Required task ::
Write out the material exactly, with the pictures left out.

Figure collection entries:
* * * *

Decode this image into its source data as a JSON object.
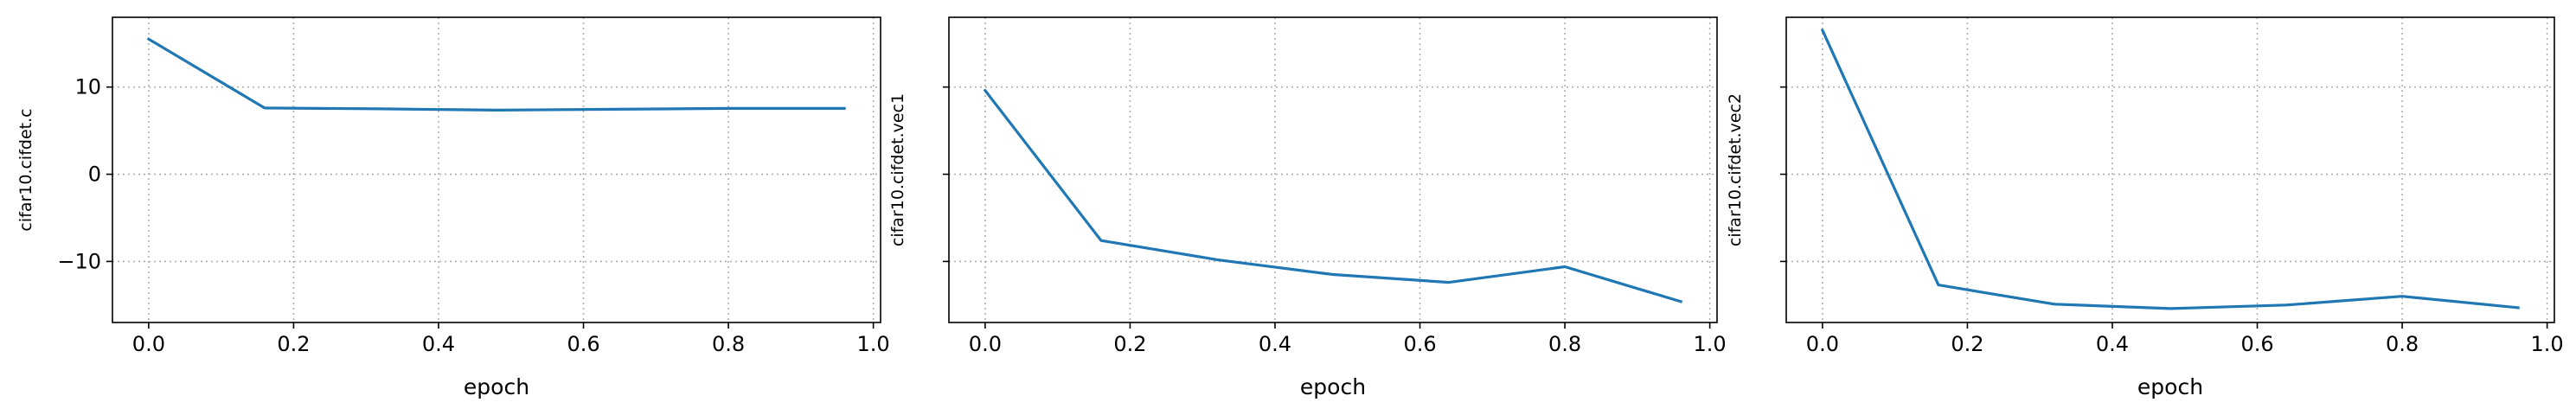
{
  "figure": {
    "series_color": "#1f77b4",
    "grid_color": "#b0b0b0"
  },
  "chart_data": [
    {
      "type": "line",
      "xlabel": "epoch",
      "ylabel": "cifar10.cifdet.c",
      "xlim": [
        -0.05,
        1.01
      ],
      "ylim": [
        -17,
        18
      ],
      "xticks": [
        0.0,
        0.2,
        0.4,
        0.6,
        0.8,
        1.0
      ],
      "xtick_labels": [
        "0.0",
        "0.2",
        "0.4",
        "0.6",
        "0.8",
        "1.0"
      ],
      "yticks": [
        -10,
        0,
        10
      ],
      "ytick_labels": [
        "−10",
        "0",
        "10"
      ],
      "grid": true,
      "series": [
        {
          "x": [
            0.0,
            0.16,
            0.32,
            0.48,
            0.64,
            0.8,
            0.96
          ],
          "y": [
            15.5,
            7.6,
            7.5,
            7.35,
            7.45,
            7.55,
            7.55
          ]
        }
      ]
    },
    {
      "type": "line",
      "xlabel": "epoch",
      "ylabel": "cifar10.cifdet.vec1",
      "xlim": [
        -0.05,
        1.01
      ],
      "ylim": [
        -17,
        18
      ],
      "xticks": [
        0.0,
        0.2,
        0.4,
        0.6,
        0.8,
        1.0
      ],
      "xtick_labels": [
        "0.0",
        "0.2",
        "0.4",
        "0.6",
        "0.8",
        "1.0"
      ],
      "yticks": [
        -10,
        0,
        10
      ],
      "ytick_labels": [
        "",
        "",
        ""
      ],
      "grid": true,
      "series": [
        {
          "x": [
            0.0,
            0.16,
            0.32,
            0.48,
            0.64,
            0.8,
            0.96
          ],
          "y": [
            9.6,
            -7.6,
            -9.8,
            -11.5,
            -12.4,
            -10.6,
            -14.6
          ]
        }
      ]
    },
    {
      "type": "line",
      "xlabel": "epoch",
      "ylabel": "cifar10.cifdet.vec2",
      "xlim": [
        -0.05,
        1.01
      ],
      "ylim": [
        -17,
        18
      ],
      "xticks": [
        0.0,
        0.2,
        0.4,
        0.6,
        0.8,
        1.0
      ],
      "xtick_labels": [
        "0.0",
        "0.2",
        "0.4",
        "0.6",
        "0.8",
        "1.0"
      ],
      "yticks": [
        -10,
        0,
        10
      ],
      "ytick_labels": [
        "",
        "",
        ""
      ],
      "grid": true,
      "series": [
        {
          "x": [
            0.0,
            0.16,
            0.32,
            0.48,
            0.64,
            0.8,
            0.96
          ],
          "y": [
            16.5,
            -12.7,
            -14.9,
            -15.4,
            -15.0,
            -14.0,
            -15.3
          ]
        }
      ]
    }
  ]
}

* * * *

Result of this exercise ::
Decode this image into its source data as a JSON object.
{
  "figure": {
    "series_color": "#1f77b4",
    "grid_color": "#b0b0b0"
  },
  "chart_data": [
    {
      "type": "line",
      "xlabel": "epoch",
      "ylabel": "cifar10.cifdet.c",
      "xlim": [
        -0.05,
        1.01
      ],
      "ylim": [
        -17,
        18
      ],
      "xticks": [
        0.0,
        0.2,
        0.4,
        0.6,
        0.8,
        1.0
      ],
      "xtick_labels": [
        "0.0",
        "0.2",
        "0.4",
        "0.6",
        "0.8",
        "1.0"
      ],
      "yticks": [
        -10,
        0,
        10
      ],
      "ytick_labels": [
        "−10",
        "0",
        "10"
      ],
      "grid": true,
      "series": [
        {
          "x": [
            0.0,
            0.16,
            0.32,
            0.48,
            0.64,
            0.8,
            0.96
          ],
          "y": [
            15.5,
            7.6,
            7.5,
            7.35,
            7.45,
            7.55,
            7.55
          ]
        }
      ]
    },
    {
      "type": "line",
      "xlabel": "epoch",
      "ylabel": "cifar10.cifdet.vec1",
      "xlim": [
        -0.05,
        1.01
      ],
      "ylim": [
        -17,
        18
      ],
      "xticks": [
        0.0,
        0.2,
        0.4,
        0.6,
        0.8,
        1.0
      ],
      "xtick_labels": [
        "0.0",
        "0.2",
        "0.4",
        "0.6",
        "0.8",
        "1.0"
      ],
      "yticks": [
        -10,
        0,
        10
      ],
      "ytick_labels": [
        "",
        "",
        ""
      ],
      "grid": true,
      "series": [
        {
          "x": [
            0.0,
            0.16,
            0.32,
            0.48,
            0.64,
            0.8,
            0.96
          ],
          "y": [
            9.6,
            -7.6,
            -9.8,
            -11.5,
            -12.4,
            -10.6,
            -14.6
          ]
        }
      ]
    },
    {
      "type": "line",
      "xlabel": "epoch",
      "ylabel": "cifar10.cifdet.vec2",
      "xlim": [
        -0.05,
        1.01
      ],
      "ylim": [
        -17,
        18
      ],
      "xticks": [
        0.0,
        0.2,
        0.4,
        0.6,
        0.8,
        1.0
      ],
      "xtick_labels": [
        "0.0",
        "0.2",
        "0.4",
        "0.6",
        "0.8",
        "1.0"
      ],
      "yticks": [
        -10,
        0,
        10
      ],
      "ytick_labels": [
        "",
        "",
        ""
      ],
      "grid": true,
      "series": [
        {
          "x": [
            0.0,
            0.16,
            0.32,
            0.48,
            0.64,
            0.8,
            0.96
          ],
          "y": [
            16.5,
            -12.7,
            -14.9,
            -15.4,
            -15.0,
            -14.0,
            -15.3
          ]
        }
      ]
    }
  ]
}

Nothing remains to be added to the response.